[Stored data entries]
= = =

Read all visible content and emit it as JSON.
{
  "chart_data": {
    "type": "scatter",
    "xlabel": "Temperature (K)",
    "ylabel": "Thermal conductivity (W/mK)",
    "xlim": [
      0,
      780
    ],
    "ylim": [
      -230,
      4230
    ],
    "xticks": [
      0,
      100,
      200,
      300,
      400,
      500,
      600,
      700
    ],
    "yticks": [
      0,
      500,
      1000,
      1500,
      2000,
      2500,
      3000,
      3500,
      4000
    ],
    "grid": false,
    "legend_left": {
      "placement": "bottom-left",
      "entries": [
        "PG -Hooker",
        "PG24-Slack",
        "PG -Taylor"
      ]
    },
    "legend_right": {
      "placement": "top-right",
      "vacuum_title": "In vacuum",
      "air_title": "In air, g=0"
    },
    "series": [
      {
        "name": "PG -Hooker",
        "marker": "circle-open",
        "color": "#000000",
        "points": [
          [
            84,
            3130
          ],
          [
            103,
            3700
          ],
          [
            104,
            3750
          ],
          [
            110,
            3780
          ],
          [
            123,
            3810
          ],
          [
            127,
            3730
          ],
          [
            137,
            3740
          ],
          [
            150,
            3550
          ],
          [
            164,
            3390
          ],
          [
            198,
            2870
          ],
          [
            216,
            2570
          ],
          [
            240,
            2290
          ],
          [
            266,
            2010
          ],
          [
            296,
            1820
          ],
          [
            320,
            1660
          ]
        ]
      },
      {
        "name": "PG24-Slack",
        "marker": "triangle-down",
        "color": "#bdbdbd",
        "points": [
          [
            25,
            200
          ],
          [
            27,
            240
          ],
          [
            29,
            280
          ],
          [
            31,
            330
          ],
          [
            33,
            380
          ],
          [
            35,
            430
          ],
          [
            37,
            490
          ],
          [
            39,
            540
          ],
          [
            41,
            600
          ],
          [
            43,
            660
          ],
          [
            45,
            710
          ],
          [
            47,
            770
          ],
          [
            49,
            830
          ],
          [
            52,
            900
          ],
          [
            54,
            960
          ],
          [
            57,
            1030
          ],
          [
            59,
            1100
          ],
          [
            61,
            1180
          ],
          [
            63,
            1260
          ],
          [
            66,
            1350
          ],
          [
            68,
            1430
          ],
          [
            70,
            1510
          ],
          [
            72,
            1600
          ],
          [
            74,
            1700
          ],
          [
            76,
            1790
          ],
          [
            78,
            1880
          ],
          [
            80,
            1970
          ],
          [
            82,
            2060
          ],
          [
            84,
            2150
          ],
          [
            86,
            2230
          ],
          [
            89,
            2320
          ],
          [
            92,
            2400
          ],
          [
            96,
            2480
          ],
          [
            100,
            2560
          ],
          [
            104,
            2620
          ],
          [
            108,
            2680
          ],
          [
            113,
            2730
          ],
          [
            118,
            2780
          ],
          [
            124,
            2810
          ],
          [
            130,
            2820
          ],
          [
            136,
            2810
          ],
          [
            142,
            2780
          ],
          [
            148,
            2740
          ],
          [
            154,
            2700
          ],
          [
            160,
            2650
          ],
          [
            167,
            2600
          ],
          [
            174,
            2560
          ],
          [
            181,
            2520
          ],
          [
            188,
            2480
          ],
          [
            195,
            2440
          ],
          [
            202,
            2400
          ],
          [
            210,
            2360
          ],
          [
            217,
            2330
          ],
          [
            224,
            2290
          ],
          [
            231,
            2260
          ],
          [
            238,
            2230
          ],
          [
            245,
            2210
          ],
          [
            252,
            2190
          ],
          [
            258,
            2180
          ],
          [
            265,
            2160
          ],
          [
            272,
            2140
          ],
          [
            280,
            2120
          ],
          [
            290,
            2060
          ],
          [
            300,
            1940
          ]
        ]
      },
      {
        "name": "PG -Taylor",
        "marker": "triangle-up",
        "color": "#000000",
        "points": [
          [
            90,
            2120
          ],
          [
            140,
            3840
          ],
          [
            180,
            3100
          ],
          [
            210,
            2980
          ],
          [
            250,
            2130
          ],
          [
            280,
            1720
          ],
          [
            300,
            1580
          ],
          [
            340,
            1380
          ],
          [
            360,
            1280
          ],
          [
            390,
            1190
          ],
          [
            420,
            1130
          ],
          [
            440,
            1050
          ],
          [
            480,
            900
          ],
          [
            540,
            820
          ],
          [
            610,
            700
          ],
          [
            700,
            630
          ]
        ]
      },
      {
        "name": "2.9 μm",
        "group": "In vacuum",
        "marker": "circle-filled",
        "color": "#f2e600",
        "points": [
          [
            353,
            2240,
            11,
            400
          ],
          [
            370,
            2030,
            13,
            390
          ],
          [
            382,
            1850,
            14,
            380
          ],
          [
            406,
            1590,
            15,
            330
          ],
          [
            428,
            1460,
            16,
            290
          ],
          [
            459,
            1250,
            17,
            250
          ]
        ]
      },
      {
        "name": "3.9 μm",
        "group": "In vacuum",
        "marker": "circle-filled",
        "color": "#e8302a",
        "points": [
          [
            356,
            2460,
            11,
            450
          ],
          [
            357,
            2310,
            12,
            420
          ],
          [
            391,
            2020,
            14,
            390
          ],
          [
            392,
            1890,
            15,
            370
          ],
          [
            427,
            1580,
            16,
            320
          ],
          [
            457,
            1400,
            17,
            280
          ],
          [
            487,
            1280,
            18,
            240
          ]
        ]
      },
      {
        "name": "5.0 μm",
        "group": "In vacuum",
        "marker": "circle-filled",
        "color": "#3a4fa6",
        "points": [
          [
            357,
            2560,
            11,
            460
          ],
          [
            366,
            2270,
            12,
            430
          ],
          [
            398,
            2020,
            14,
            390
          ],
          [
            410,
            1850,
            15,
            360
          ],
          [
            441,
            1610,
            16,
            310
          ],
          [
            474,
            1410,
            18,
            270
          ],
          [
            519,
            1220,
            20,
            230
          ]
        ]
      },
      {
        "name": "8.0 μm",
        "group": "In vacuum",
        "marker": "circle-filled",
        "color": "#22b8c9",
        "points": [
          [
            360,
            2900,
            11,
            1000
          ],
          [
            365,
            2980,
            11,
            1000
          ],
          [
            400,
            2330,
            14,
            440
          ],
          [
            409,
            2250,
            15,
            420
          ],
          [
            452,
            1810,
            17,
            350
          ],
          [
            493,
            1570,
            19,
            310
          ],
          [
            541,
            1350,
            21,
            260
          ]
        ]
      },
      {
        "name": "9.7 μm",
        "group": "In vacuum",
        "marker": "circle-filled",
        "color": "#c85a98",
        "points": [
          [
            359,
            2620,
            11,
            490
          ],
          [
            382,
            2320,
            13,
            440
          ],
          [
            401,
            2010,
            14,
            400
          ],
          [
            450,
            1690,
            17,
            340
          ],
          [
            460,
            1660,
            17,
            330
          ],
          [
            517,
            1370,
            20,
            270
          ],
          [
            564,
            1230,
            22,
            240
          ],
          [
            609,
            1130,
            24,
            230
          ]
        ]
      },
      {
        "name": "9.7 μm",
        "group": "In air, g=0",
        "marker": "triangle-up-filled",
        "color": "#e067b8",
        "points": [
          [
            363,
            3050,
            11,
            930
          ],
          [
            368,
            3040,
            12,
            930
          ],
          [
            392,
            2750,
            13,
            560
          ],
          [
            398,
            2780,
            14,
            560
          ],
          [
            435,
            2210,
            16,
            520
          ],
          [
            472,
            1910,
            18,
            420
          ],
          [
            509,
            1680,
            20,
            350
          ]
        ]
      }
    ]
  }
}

= = =

Transcribe the data above in full, exactly.

== RESULT FOR THIS EXERCISE ==
Read all visible content and emit it as JSON.
{
  "chart_data": {
    "type": "scatter",
    "xlabel": "Temperature (K)",
    "ylabel": "Thermal conductivity (W/mK)",
    "xlim": [
      0,
      780
    ],
    "ylim": [
      -230,
      4230
    ],
    "xticks": [
      0,
      100,
      200,
      300,
      400,
      500,
      600,
      700
    ],
    "yticks": [
      0,
      500,
      1000,
      1500,
      2000,
      2500,
      3000,
      3500,
      4000
    ],
    "grid": false,
    "legend_left": {
      "placement": "bottom-left",
      "entries": [
        "PG -Hooker",
        "PG24-Slack",
        "PG -Taylor"
      ]
    },
    "legend_right": {
      "placement": "top-right",
      "vacuum_title": "In vacuum",
      "air_title": "In air, g=0"
    },
    "series": [
      {
        "name": "PG -Hooker",
        "marker": "circle-open",
        "color": "#000000",
        "points": [
          [
            84,
            3130
          ],
          [
            103,
            3700
          ],
          [
            104,
            3750
          ],
          [
            110,
            3780
          ],
          [
            123,
            3810
          ],
          [
            127,
            3730
          ],
          [
            137,
            3740
          ],
          [
            150,
            3550
          ],
          [
            164,
            3390
          ],
          [
            198,
            2870
          ],
          [
            216,
            2570
          ],
          [
            240,
            2290
          ],
          [
            266,
            2010
          ],
          [
            296,
            1820
          ],
          [
            320,
            1660
          ]
        ]
      },
      {
        "name": "PG24-Slack",
        "marker": "triangle-down",
        "color": "#bdbdbd",
        "points": [
          [
            25,
            200
          ],
          [
            27,
            240
          ],
          [
            29,
            280
          ],
          [
            31,
            330
          ],
          [
            33,
            380
          ],
          [
            35,
            430
          ],
          [
            37,
            490
          ],
          [
            39,
            540
          ],
          [
            41,
            600
          ],
          [
            43,
            660
          ],
          [
            45,
            710
          ],
          [
            47,
            770
          ],
          [
            49,
            830
          ],
          [
            52,
            900
          ],
          [
            54,
            960
          ],
          [
            57,
            1030
          ],
          [
            59,
            1100
          ],
          [
            61,
            1180
          ],
          [
            63,
            1260
          ],
          [
            66,
            1350
          ],
          [
            68,
            1430
          ],
          [
            70,
            1510
          ],
          [
            72,
            1600
          ],
          [
            74,
            1700
          ],
          [
            76,
            1790
          ],
          [
            78,
            1880
          ],
          [
            80,
            1970
          ],
          [
            82,
            2060
          ],
          [
            84,
            2150
          ],
          [
            86,
            2230
          ],
          [
            89,
            2320
          ],
          [
            92,
            2400
          ],
          [
            96,
            2480
          ],
          [
            100,
            2560
          ],
          [
            104,
            2620
          ],
          [
            108,
            2680
          ],
          [
            113,
            2730
          ],
          [
            118,
            2780
          ],
          [
            124,
            2810
          ],
          [
            130,
            2820
          ],
          [
            136,
            2810
          ],
          [
            142,
            2780
          ],
          [
            148,
            2740
          ],
          [
            154,
            2700
          ],
          [
            160,
            2650
          ],
          [
            167,
            2600
          ],
          [
            174,
            2560
          ],
          [
            181,
            2520
          ],
          [
            188,
            2480
          ],
          [
            195,
            2440
          ],
          [
            202,
            2400
          ],
          [
            210,
            2360
          ],
          [
            217,
            2330
          ],
          [
            224,
            2290
          ],
          [
            231,
            2260
          ],
          [
            238,
            2230
          ],
          [
            245,
            2210
          ],
          [
            252,
            2190
          ],
          [
            258,
            2180
          ],
          [
            265,
            2160
          ],
          [
            272,
            2140
          ],
          [
            280,
            2120
          ],
          [
            290,
            2060
          ],
          [
            300,
            1940
          ]
        ]
      },
      {
        "name": "PG -Taylor",
        "marker": "triangle-up",
        "color": "#000000",
        "points": [
          [
            90,
            2120
          ],
          [
            140,
            3840
          ],
          [
            180,
            3100
          ],
          [
            210,
            2980
          ],
          [
            250,
            2130
          ],
          [
            280,
            1720
          ],
          [
            300,
            1580
          ],
          [
            340,
            1380
          ],
          [
            360,
            1280
          ],
          [
            390,
            1190
          ],
          [
            420,
            1130
          ],
          [
            440,
            1050
          ],
          [
            480,
            900
          ],
          [
            540,
            820
          ],
          [
            610,
            700
          ],
          [
            700,
            630
          ]
        ]
      },
      {
        "name": "2.9 μm",
        "group": "In vacuum",
        "marker": "circle-filled",
        "color": "#f2e600",
        "points": [
          [
            353,
            2240,
            11,
            400
          ],
          [
            370,
            2030,
            13,
            390
          ],
          [
            382,
            1850,
            14,
            380
          ],
          [
            406,
            1590,
            15,
            330
          ],
          [
            428,
            1460,
            16,
            290
          ],
          [
            459,
            1250,
            17,
            250
          ]
        ]
      },
      {
        "name": "3.9 μm",
        "group": "In vacuum",
        "marker": "circle-filled",
        "color": "#e8302a",
        "points": [
          [
            356,
            2460,
            11,
            450
          ],
          [
            357,
            2310,
            12,
            420
          ],
          [
            391,
            2020,
            14,
            390
          ],
          [
            392,
            1890,
            15,
            370
          ],
          [
            427,
            1580,
            16,
            320
          ],
          [
            457,
            1400,
            17,
            280
          ],
          [
            487,
            1280,
            18,
            240
          ]
        ]
      },
      {
        "name": "5.0 μm",
        "group": "In vacuum",
        "marker": "circle-filled",
        "color": "#3a4fa6",
        "points": [
          [
            357,
            2560,
            11,
            460
          ],
          [
            366,
            2270,
            12,
            430
          ],
          [
            398,
            2020,
            14,
            390
          ],
          [
            410,
            1850,
            15,
            360
          ],
          [
            441,
            1610,
            16,
            310
          ],
          [
            474,
            1410,
            18,
            270
          ],
          [
            519,
            1220,
            20,
            230
          ]
        ]
      },
      {
        "name": "8.0 μm",
        "group": "In vacuum",
        "marker": "circle-filled",
        "color": "#22b8c9",
        "points": [
          [
            360,
            2900,
            11,
            1000
          ],
          [
            365,
            2980,
            11,
            1000
          ],
          [
            400,
            2330,
            14,
            440
          ],
          [
            409,
            2250,
            15,
            420
          ],
          [
            452,
            1810,
            17,
            350
          ],
          [
            493,
            1570,
            19,
            310
          ],
          [
            541,
            1350,
            21,
            260
          ]
        ]
      },
      {
        "name": "9.7 μm",
        "group": "In vacuum",
        "marker": "circle-filled",
        "color": "#c85a98",
        "points": [
          [
            359,
            2620,
            11,
            490
          ],
          [
            382,
            2320,
            13,
            440
          ],
          [
            401,
            2010,
            14,
            400
          ],
          [
            450,
            1690,
            17,
            340
          ],
          [
            460,
            1660,
            17,
            330
          ],
          [
            517,
            1370,
            20,
            270
          ],
          [
            564,
            1230,
            22,
            240
          ],
          [
            609,
            1130,
            24,
            230
          ]
        ]
      },
      {
        "name": "9.7 μm",
        "group": "In air, g=0",
        "marker": "triangle-up-filled",
        "color": "#e067b8",
        "points": [
          [
            363,
            3050,
            11,
            930
          ],
          [
            368,
            3040,
            12,
            930
          ],
          [
            392,
            2750,
            13,
            560
          ],
          [
            398,
            2780,
            14,
            560
          ],
          [
            435,
            2210,
            16,
            520
          ],
          [
            472,
            1910,
            18,
            420
          ],
          [
            509,
            1680,
            20,
            350
          ]
        ]
      }
    ]
  }
}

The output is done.